Trecho da fonte:
+---+
Ministros da Fazenda e do Planejamento se reúnem para acertar os últimos detalhes da tesourada de R$ 65 bilhões, com destaques para os gastos com investimentos. Um decreto sobre o assunto deverá ser publicado ainda hoje no Diário Oficial da União

Os investimentos deverão ser os principais alvos das tesouradas preparadas pelo governo para o Orçamento 2015. A equipe econômica não vai conseguir evitar que o Programa de Aceleração do Crescimento (PAC) seja o mais afetado pelo corte estimado em R$ 65 bilhões, avaliam especialistas. Eles lembram que o ministro da Fazenda, Joaquim Levy, precisa fazer um ajuste coerente e factível o suficiente para despertar confiança de investidores e empresários no compromisso de austeridade.
Levy esteve ontem reunido em seu gabinete com o ministro do Planejamento, Nelson Barbosa, durante o horário do almoço. No cardápio, estavam os últimos detalhes das contenções de gastos, a serem anunciadas em breve. O montante a ser cortado pelo governo antes mesmo da aprovação do Orçamento é praticamente o mesmo do superavit primário do setor púbico para este ano, de R$ 66,3 bilhões, ou 1,2% do Produto Interno Bruto (PIB).
+---+
Material fornecido:
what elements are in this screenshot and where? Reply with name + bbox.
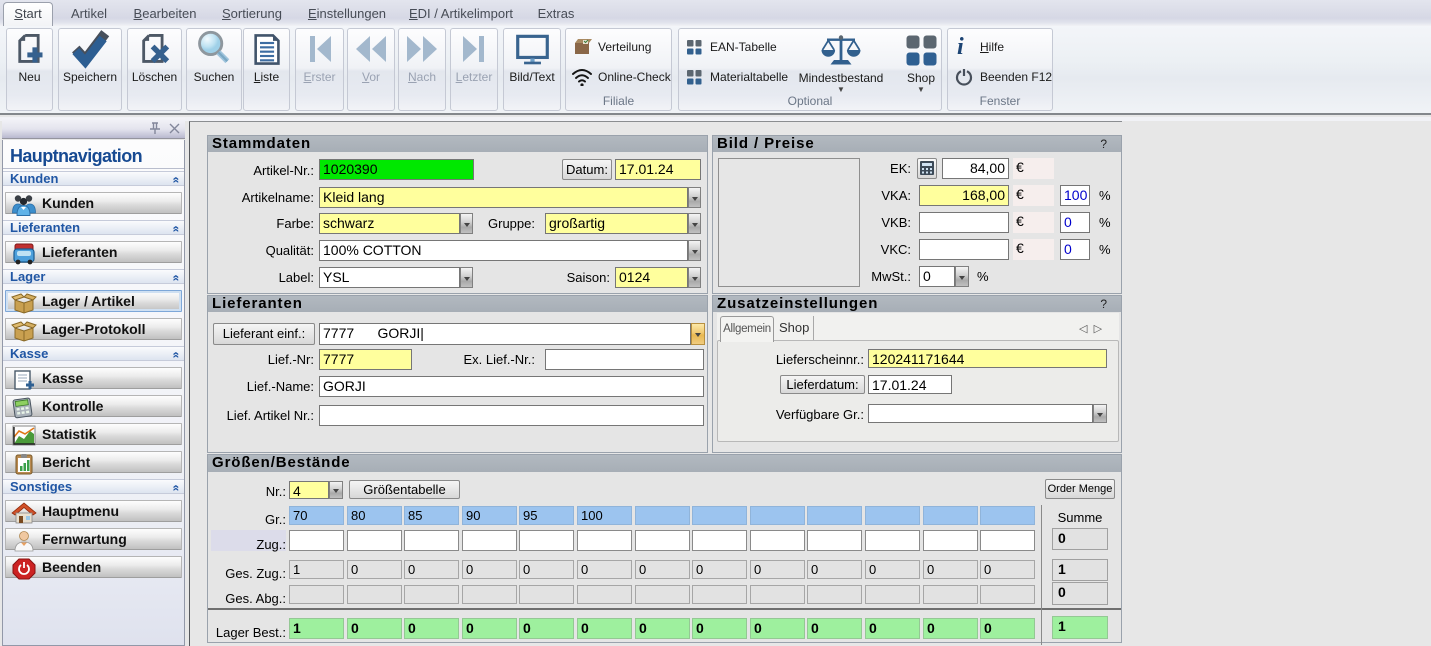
svg-text:i: i — [957, 36, 964, 58]
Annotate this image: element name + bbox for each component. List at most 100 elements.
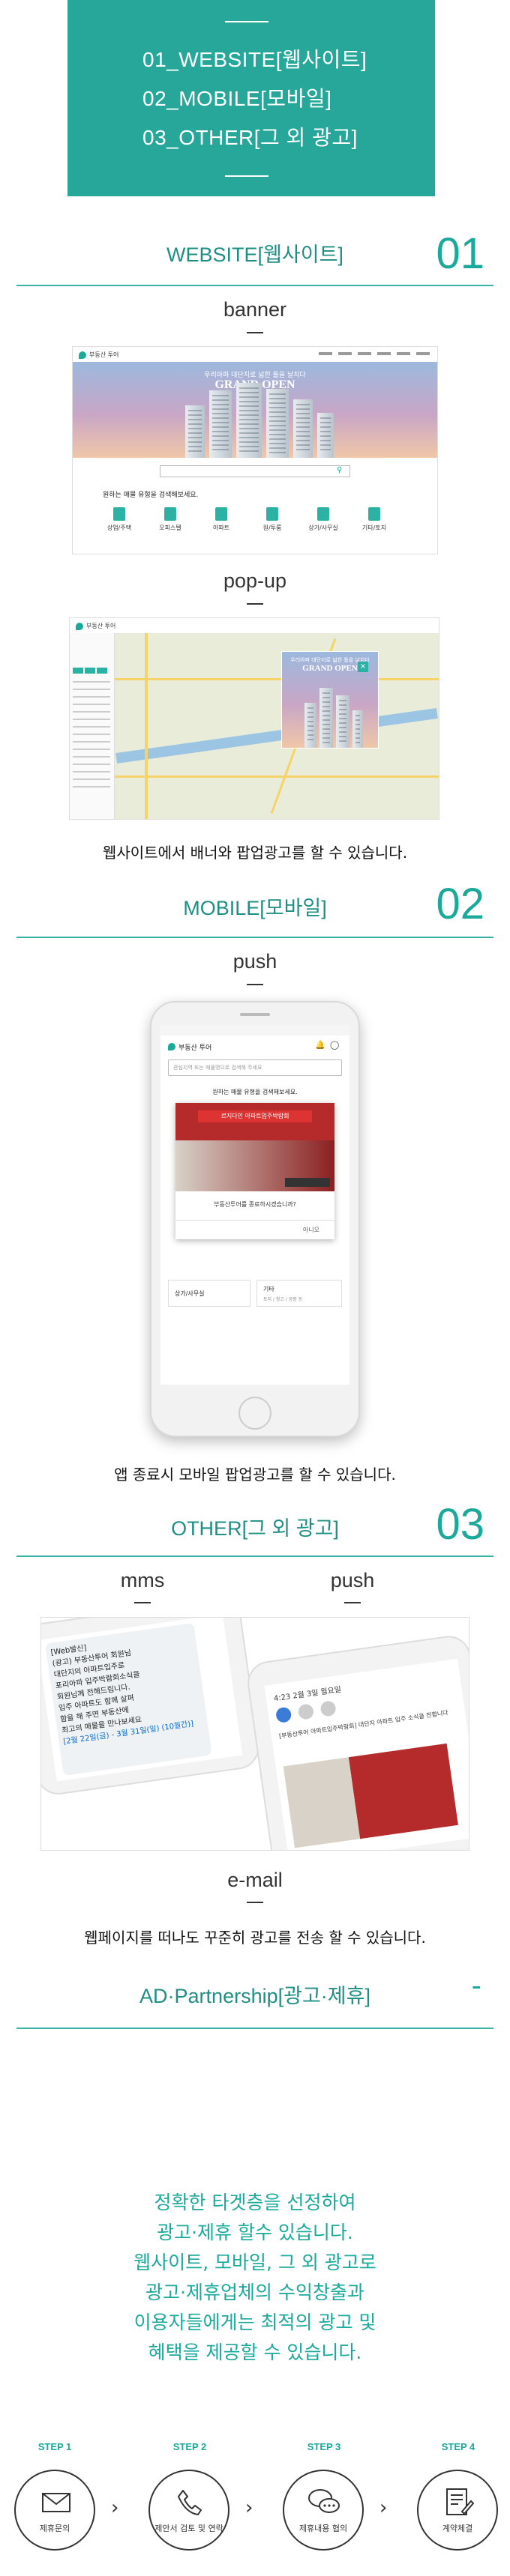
+---+
Lista de tarefas:
1) Responda com base no texto sobre o corte no Orçamento 2015:
(a) Qual programa deve ser o mais afetado pelo corte, segundo os especialistas?
(b) Com quem Joaquim Levy se reuniu ontem no horário do almoço?
(c) Qual é o valor do superávit primário do setor público previsto para este ano?
2) Prossiga com o texto sobre o corte no Orçamento 2015 a partir da última frase apresentada.

Respostas por tarefa:
1)
(a) O Programa de Aceleração do Crescimento (PAC).
(b) Com o ministro do Planejamento, Nelson Barbosa.
(c) R$ 66,3 bilhões, ou 1,2% do Produto Interno Bruto (PIB).

2)
Como a maior parte do Orçamento está engessada com gastos obrigatórios, há pouco espaço para um ajuste mais drástico. Pelas contas do economista e especialista em contas públicas Felipe Salto, o maior impacto será nos investimentos, sobretudo os do PAC, com o bloqueio de R$ 40 bilhões a R$ 45 bilhões. O orçamento do programa em 2015 é de R$ 64 bilhões. "Essas são as despesas mais pesadas entre as discricionárias. O restante, de R$ 20 bilhões a R$ 25 bilhões, deverá ocorrer com os gastos de custeio dos ministérios. Diárias e passagens aéreas são muito pequenas dentro desse montante", estimou.

Depois do encontro, Levy e Barbosa foram à cerimônia de transmissão de cargo do novo ministro do Desenvolvimento, Indústria e Comércio Exterior (Mdic), Armando Monteiro, no Banco Central (BC). Fontes do governo informaram que o anúncio do corte deverá sair nesta semana, como sinal de que pretendem apertar o cinto das contas públicas. Um decreto deve ser publicado pelo Planejamento ainda hoje no Diário Oficial da União. Todavia, a proposta do Orçamento ainda precisa ser aprovada pelo Congresso, que está em recesso e só deverá votar o texto a partir de fevereiro.

O anúncio é bastante aguardado pelo mercado. "O governo precisa detalhar tudo para que o corte seja crível e evitar o que ocorreu nos anos anteriores", disse Salto, lembrando que os cortes anunciados pela gestão de Dilma não se concretizaram. Em 2014, por exemplo, o governo acabou gastando bem mais do que o previsto e o rombo das contas do setor público alcançou R$ 19,6 bilhões até novembro. "Ao longo dos próximos meses, vamos ter que observar a execução financeira para ver se o corte será efetivado", emendou.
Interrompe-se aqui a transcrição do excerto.